* **TASK STATEMENT**:
Gather from the material every line that contains the string "room".

* Start RECORDS FOR THIS EXERCISE *

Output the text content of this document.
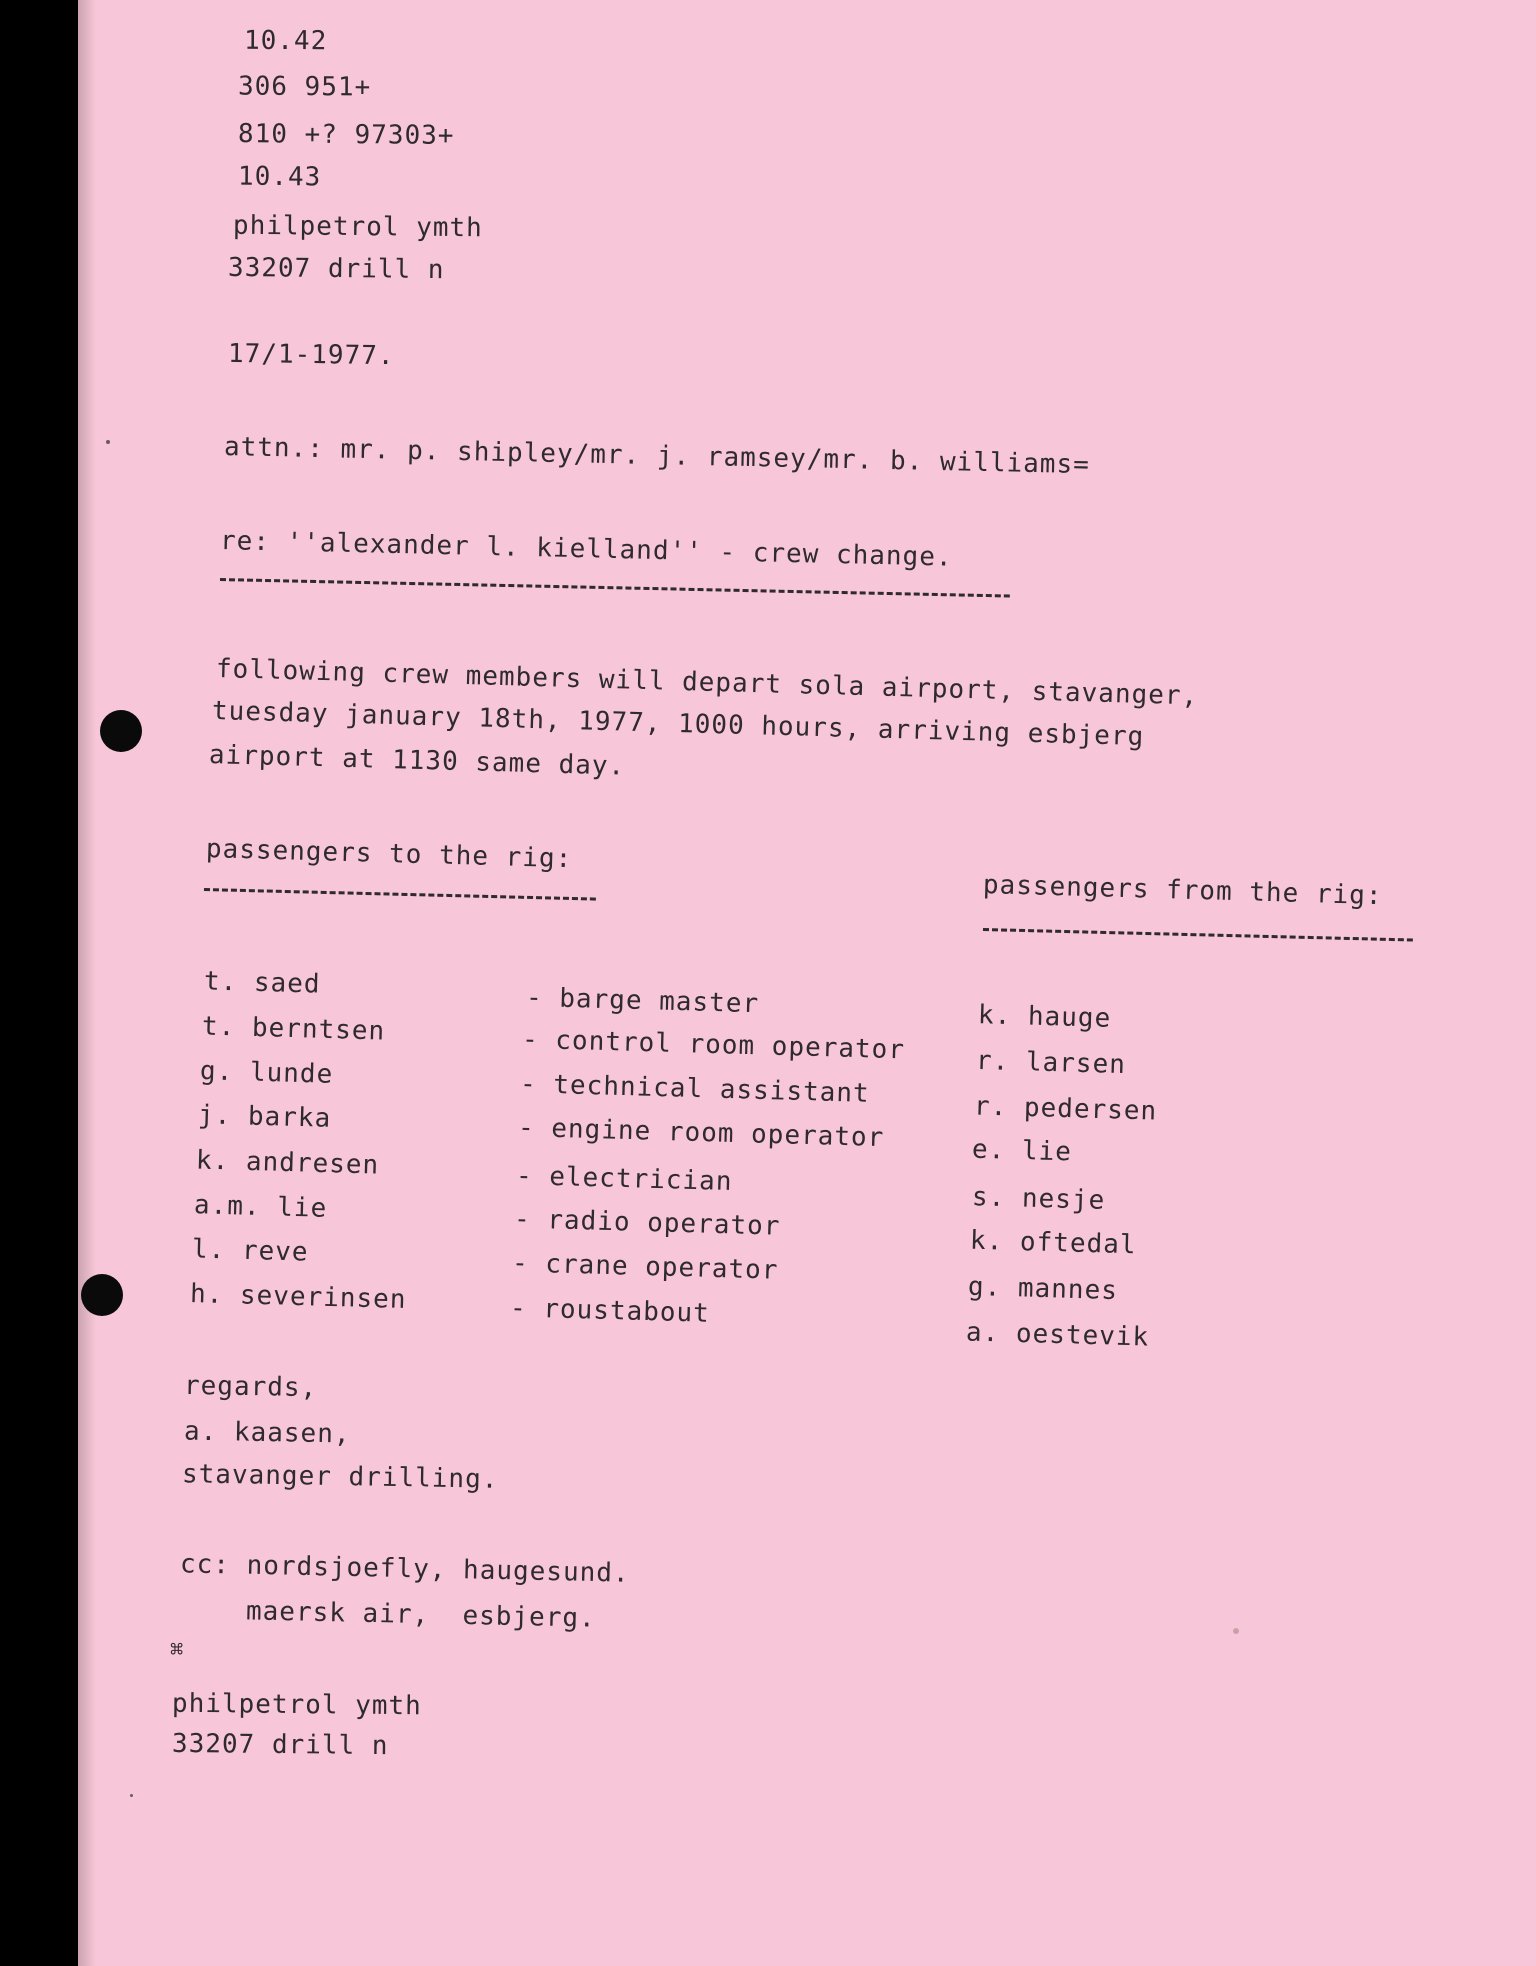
10.42
306 951+
810 +? 97303+
10.43
philpetrol ymth
33207 drill n
17/1-1977.
attn.: mr. p. shipley/mr. j. ramsey/mr. b. williams=
re: ''alexander l. kielland'' - crew change.
following crew members will depart sola airport, stavanger,
tuesday january 18th, 1977, 1000 hours, arriving esbjerg
airport at 1130 same day.
passengers to the rig:
passengers from the rig:
t. saed
t. berntsen
g. lunde
j. barka
k. andresen
a.m. lie
l. reve
h. severinsen
- barge master
- control room operator
- technical assistant
- engine room operator
- electrician
- radio operator
- crane operator
- roustabout
k. hauge
r. larsen
r. pedersen
e. lie
s. nesje
k. oftedal
g. mannes
a. oestevik
regards,
a. kaasen,
stavanger drilling.
cc: nordsjoefly, haugesund.
maersk air,  esbjerg.
⌘
philpetrol ymth
33207 drill n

* End RECORDS FOR THIS EXERCISE *

* **TASK RESULT**:
- control room operator
- engine room operator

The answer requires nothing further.